━━ DATA SUPPLIED
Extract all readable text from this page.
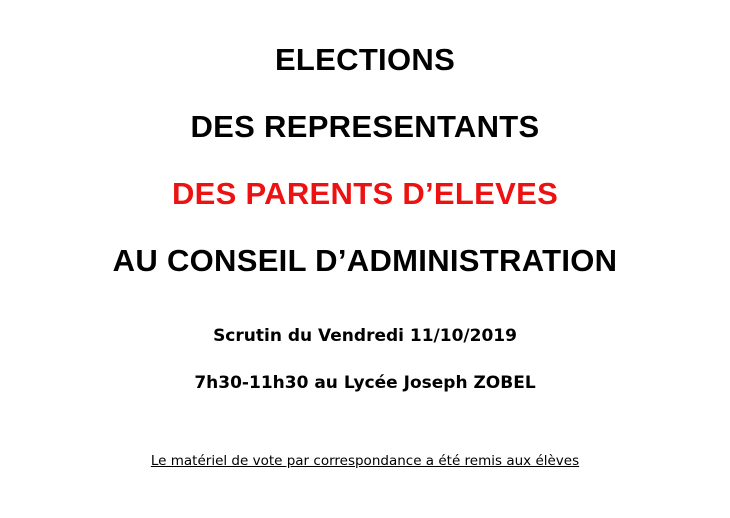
ELECTIONS
DES REPRESENTANTS
DES PARENTS D’ELEVES
AU CONSEIL D’ADMINISTRATION
Scrutin du Vendredi 11/10/2019
7h30-11h30 au Lycée Joseph ZOBEL
Le matériel de vote par correspondance a été remis aux élèves
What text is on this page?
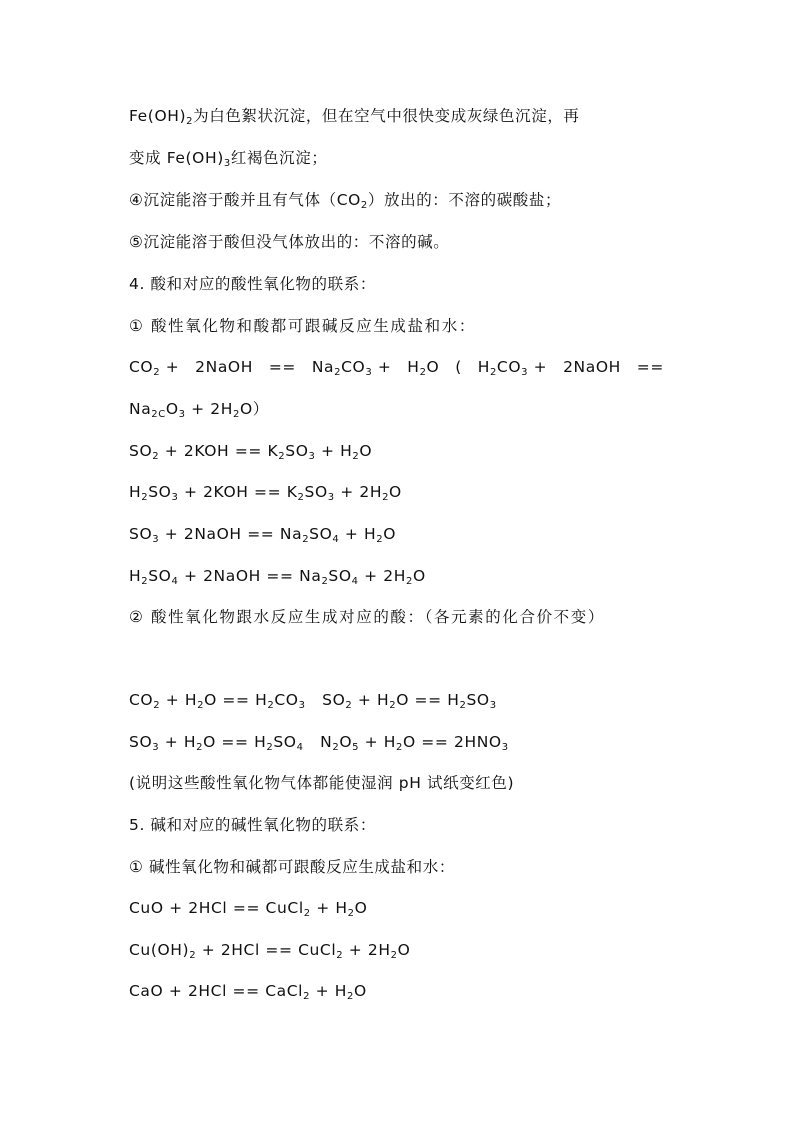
$Fe(OH)_2$为白色絮状沉淀，但在空气中很快变成灰绿色沉淀，再
变成 $Fe(OH)_3$红褐色沉淀；
④沉淀能溶于酸并且有气体$(CO_2)$放出的：不溶的碳酸盐；
⑤沉淀能溶于酸但没气体放出的：不溶的碱。
4. 酸和对应的酸性氧化物的联系：
① 酸性氧化物和酸都可跟碱反应生成盐和水：
$CO_2$ + 2NaOH == $Na_2CO_3 + H_2O$ ( $H_2CO_3$ + 2NaOH ==
$Na_{2C}O_3 + 2H_2O$）
$SO_2 + 2KOH == K_2SO_3 + H_2O$
$H_2SO_3 + 2KOH == K_2SO_3 + 2H_2O$
$SO_3$ + 2NaOH == $Na_2SO_4 + H_2O$
$H_2SO_4$ + 2NaOH == $Na_2SO_4 + 2H_2O$
② 酸性氧化物跟水反应生成对应的酸：（各元素的化合价不变）
$CO_2 + H_2O == H_2CO_3$   $SO_2 + H_2O == H_2SO_3$
$SO_3 + H_2O == H_2SO_4$   $N_2O_5 + H_2O == 2HNO_3$
(说明这些酸性氧化物气体都能使湿润 pH 试纸变红色)
5. 碱和对应的碱性氧化物的联系：
① 碱性氧化物和碱都可跟酸反应生成盐和水：
CuO + 2HCl == CuCl$_2$ + $H_2O$
$Cu(OH)_2 + 2HCl$ == CuCl$_2$ + $2H_2O$
CaO + 2HCl == CaCl$_2$ + $H_2O$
━━━━
__DO THIS__: Set the entries down again exactly. Do not include the images.

__RESULT__:
Extract all readable text from this page.
ELECTIONS
DES REPRESENTANTS
DES PARENTS D’ELEVES
AU CONSEIL D’ADMINISTRATION
Scrutin du Vendredi 11/10/2019
7h30-11h30 au Lycée Joseph ZOBEL
Le matériel de vote par correspondance a été remis aux élèves
What text is on this page?
$Fe(OH)_2$为白色絮状沉淀，但在空气中很快变成灰绿色沉淀，再
变成 $Fe(OH)_3$红褐色沉淀；
④沉淀能溶于酸并且有气体$(CO_2)$放出的：不溶的碳酸盐；
⑤沉淀能溶于酸但没气体放出的：不溶的碱。
4. 酸和对应的酸性氧化物的联系：
① 酸性氧化物和酸都可跟碱反应生成盐和水：
$CO_2$ + 2NaOH == $Na_2CO_3 + H_2O$ ( $H_2CO_3$ + 2NaOH ==
$Na_{2C}O_3 + 2H_2O$）
$SO_2 + 2KOH == K_2SO_3 + H_2O$
$H_2SO_3 + 2KOH == K_2SO_3 + 2H_2O$
$SO_3$ + 2NaOH == $Na_2SO_4 + H_2O$
$H_2SO_4$ + 2NaOH == $Na_2SO_4 + 2H_2O$
② 酸性氧化物跟水反应生成对应的酸：（各元素的化合价不变）
$CO_2 + H_2O == H_2CO_3$   $SO_2 + H_2O == H_2SO_3$
$SO_3 + H_2O == H_2SO_4$   $N_2O_5 + H_2O == 2HNO_3$
(说明这些酸性氧化物气体都能使湿润 pH 试纸变红色)
5. 碱和对应的碱性氧化物的联系：
① 碱性氧化物和碱都可跟酸反应生成盐和水：
CuO + 2HCl == CuCl$_2$ + $H_2O$
$Cu(OH)_2 + 2HCl$ == CuCl$_2$ + $2H_2O$
CaO + 2HCl == CaCl$_2$ + $H_2O$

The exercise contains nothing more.